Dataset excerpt

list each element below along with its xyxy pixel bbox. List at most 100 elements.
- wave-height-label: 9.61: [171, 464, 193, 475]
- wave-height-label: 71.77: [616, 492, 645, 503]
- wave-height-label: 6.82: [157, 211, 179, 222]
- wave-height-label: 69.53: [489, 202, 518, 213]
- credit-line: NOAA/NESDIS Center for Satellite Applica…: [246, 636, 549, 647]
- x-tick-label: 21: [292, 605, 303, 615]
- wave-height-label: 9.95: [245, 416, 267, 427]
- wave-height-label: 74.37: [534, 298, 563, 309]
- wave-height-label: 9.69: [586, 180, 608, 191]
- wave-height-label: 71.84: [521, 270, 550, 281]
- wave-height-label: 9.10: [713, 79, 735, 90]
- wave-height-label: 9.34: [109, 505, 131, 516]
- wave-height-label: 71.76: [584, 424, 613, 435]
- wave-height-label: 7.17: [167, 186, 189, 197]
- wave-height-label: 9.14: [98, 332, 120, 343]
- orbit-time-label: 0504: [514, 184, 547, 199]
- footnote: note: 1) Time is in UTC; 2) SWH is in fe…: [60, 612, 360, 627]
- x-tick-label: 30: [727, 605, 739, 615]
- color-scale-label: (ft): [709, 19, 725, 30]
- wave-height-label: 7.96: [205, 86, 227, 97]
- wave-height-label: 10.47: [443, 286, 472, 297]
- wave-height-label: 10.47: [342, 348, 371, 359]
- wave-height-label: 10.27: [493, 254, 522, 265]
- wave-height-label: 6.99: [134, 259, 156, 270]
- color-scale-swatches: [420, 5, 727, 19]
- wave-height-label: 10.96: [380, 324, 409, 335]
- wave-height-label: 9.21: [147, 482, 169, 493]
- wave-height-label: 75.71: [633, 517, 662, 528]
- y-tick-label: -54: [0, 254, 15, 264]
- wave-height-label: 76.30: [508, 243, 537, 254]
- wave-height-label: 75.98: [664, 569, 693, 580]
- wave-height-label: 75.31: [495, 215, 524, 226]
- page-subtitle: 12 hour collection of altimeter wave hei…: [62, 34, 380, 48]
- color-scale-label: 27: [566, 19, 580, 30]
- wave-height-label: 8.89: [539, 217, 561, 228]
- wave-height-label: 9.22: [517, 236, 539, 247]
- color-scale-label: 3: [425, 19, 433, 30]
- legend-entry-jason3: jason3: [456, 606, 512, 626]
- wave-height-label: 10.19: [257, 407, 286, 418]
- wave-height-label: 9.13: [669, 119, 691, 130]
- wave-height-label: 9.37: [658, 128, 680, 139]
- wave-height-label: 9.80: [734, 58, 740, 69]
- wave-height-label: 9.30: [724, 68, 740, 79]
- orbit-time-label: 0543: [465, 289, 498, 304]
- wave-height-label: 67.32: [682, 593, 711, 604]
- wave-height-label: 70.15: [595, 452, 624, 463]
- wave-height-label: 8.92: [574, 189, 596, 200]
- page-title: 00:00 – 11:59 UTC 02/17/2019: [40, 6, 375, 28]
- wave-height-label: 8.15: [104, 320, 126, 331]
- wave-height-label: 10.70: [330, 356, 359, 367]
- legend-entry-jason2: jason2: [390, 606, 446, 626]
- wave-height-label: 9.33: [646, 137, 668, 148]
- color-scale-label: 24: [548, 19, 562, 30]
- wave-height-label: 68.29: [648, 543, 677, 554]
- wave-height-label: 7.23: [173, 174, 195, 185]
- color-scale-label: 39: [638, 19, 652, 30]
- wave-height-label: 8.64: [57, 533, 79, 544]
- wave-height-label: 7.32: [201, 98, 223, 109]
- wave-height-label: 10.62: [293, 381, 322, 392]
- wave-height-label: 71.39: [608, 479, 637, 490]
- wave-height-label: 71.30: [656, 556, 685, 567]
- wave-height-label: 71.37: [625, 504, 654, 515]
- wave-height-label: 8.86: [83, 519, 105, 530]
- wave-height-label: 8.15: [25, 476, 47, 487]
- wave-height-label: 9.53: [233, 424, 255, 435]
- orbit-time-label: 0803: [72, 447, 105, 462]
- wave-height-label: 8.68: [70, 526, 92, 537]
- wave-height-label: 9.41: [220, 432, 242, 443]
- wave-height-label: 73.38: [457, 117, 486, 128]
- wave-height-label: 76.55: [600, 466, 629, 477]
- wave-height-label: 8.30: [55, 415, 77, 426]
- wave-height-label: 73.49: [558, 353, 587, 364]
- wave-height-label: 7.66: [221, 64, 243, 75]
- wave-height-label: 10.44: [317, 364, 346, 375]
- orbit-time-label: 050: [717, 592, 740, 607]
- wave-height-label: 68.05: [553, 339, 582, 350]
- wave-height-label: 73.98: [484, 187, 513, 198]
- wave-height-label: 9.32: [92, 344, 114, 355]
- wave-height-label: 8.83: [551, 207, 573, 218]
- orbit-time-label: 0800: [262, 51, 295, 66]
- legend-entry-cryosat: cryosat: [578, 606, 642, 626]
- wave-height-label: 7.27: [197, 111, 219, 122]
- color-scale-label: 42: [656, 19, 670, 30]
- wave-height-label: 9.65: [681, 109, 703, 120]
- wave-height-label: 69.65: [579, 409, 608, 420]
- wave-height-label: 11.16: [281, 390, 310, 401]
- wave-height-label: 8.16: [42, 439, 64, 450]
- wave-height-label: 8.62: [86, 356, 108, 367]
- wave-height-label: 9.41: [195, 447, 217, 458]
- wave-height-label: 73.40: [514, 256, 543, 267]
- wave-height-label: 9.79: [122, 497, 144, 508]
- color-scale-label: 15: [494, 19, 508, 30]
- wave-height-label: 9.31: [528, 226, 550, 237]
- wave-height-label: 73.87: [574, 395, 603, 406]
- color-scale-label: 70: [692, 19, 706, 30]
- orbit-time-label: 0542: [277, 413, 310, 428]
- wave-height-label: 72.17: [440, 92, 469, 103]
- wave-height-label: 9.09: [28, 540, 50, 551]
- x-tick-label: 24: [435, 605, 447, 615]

EXERCISE DESCRIPTION:
Please extract every entry above, reproducing each line verbatim and in the same order.

TASK ANSWER:
list each element below along with its xyxy pixel bbox. List at most 100 elements.
- wave-height-label: 9.61: [171, 464, 193, 475]
- wave-height-label: 71.77: [616, 492, 645, 503]
- wave-height-label: 6.82: [157, 211, 179, 222]
- wave-height-label: 69.53: [489, 202, 518, 213]
- credit-line: NOAA/NESDIS Center for Satellite Applica…: [246, 636, 549, 647]
- x-tick-label: 21: [292, 605, 303, 615]
- wave-height-label: 9.95: [245, 416, 267, 427]
- wave-height-label: 74.37: [534, 298, 563, 309]
- wave-height-label: 9.69: [586, 180, 608, 191]
- wave-height-label: 71.84: [521, 270, 550, 281]
- wave-height-label: 9.10: [713, 79, 735, 90]
- wave-height-label: 9.34: [109, 505, 131, 516]
- wave-height-label: 71.76: [584, 424, 613, 435]
- wave-height-label: 7.17: [167, 186, 189, 197]
- wave-height-label: 9.14: [98, 332, 120, 343]
- orbit-time-label: 0504: [514, 184, 547, 199]
- footnote: note: 1) Time is in UTC; 2) SWH is in fe…: [60, 612, 360, 627]
- x-tick-label: 30: [727, 605, 739, 615]
- color-scale-label: (ft): [709, 19, 725, 30]
- wave-height-label: 7.96: [205, 86, 227, 97]
- wave-height-label: 10.47: [443, 286, 472, 297]
- wave-height-label: 10.47: [342, 348, 371, 359]
- wave-height-label: 10.27: [493, 254, 522, 265]
- wave-height-label: 6.99: [134, 259, 156, 270]
- color-scale-swatches: [420, 5, 727, 19]
- wave-height-label: 10.96: [380, 324, 409, 335]
- wave-height-label: 9.21: [147, 482, 169, 493]
- wave-height-label: 75.71: [633, 517, 662, 528]
- y-tick-label: -54: [0, 254, 15, 264]
- wave-height-label: 76.30: [508, 243, 537, 254]
- wave-height-label: 75.98: [664, 569, 693, 580]
- wave-height-label: 75.31: [495, 215, 524, 226]
- page-subtitle: 12 hour collection of altimeter wave hei…: [62, 34, 380, 48]
- color-scale-label: 27: [566, 19, 580, 30]
- wave-height-label: 8.89: [539, 217, 561, 228]
- wave-height-label: 9.22: [517, 236, 539, 247]
- color-scale-label: 3: [425, 19, 433, 30]
- legend-entry-jason3: jason3: [456, 606, 512, 626]
- wave-height-label: 10.19: [257, 407, 286, 418]
- wave-height-label: 9.13: [669, 119, 691, 130]
- wave-height-label: 9.37: [658, 128, 680, 139]
- wave-height-label: 9.80: [734, 58, 740, 69]
- wave-height-label: 9.30: [724, 68, 740, 79]
- orbit-time-label: 0543: [465, 289, 498, 304]
- wave-height-label: 67.32: [682, 593, 711, 604]
- wave-height-label: 70.15: [595, 452, 624, 463]
- wave-height-label: 8.92: [574, 189, 596, 200]
- page-title: 00:00 – 11:59 UTC 02/17/2019: [40, 6, 375, 28]
- wave-height-label: 8.15: [104, 320, 126, 331]
- wave-height-label: 10.70: [330, 356, 359, 367]
- legend-entry-jason2: jason2: [390, 606, 446, 626]
- wave-height-label: 9.33: [646, 137, 668, 148]
- color-scale-label: 24: [548, 19, 562, 30]
- wave-height-label: 68.29: [648, 543, 677, 554]
- wave-height-label: 7.23: [173, 174, 195, 185]
- color-scale-label: 39: [638, 19, 652, 30]
- wave-height-label: 8.64: [57, 533, 79, 544]
- wave-height-label: 7.32: [201, 98, 223, 109]
- wave-height-label: 10.62: [293, 381, 322, 392]
- wave-height-label: 71.39: [608, 479, 637, 490]
- wave-height-label: 71.30: [656, 556, 685, 567]
- wave-height-label: 71.37: [625, 504, 654, 515]
- wave-height-label: 8.86: [83, 519, 105, 530]
- wave-height-label: 8.15: [25, 476, 47, 487]
- wave-height-label: 9.53: [233, 424, 255, 435]
- orbit-time-label: 0803: [72, 447, 105, 462]
- wave-height-label: 8.68: [70, 526, 92, 537]
- wave-height-label: 9.41: [220, 432, 242, 443]
- wave-height-label: 73.38: [457, 117, 486, 128]
- wave-height-label: 76.55: [600, 466, 629, 477]
- wave-height-label: 8.30: [55, 415, 77, 426]
- wave-height-label: 73.49: [558, 353, 587, 364]
- wave-height-label: 7.66: [221, 64, 243, 75]
- wave-height-label: 10.44: [317, 364, 346, 375]
- orbit-time-label: 050: [717, 592, 740, 607]
- wave-height-label: 68.05: [553, 339, 582, 350]
- wave-height-label: 73.98: [484, 187, 513, 198]
- wave-height-label: 9.32: [92, 344, 114, 355]
- wave-height-label: 8.83: [551, 207, 573, 218]
- orbit-time-label: 0800: [262, 51, 295, 66]
- legend-entry-cryosat: cryosat: [578, 606, 642, 626]
- wave-height-label: 7.27: [197, 111, 219, 122]
- color-scale-label: 42: [656, 19, 670, 30]
- wave-height-label: 9.65: [681, 109, 703, 120]
- wave-height-label: 69.65: [579, 409, 608, 420]
- wave-height-label: 11.16: [281, 390, 310, 401]
- wave-height-label: 8.16: [42, 439, 64, 450]
- wave-height-label: 8.62: [86, 356, 108, 367]
- wave-height-label: 9.41: [195, 447, 217, 458]
- wave-height-label: 73.40: [514, 256, 543, 267]
- wave-height-label: 9.79: [122, 497, 144, 508]
- color-scale-label: 15: [494, 19, 508, 30]
- wave-height-label: 9.31: [528, 226, 550, 237]
- wave-height-label: 73.87: [574, 395, 603, 406]
- color-scale-label: 70: [692, 19, 706, 30]
- orbit-time-label: 0542: [277, 413, 310, 428]
- wave-height-label: 72.17: [440, 92, 469, 103]
- wave-height-label: 9.09: [28, 540, 50, 551]
- x-tick-label: 24: [435, 605, 447, 615]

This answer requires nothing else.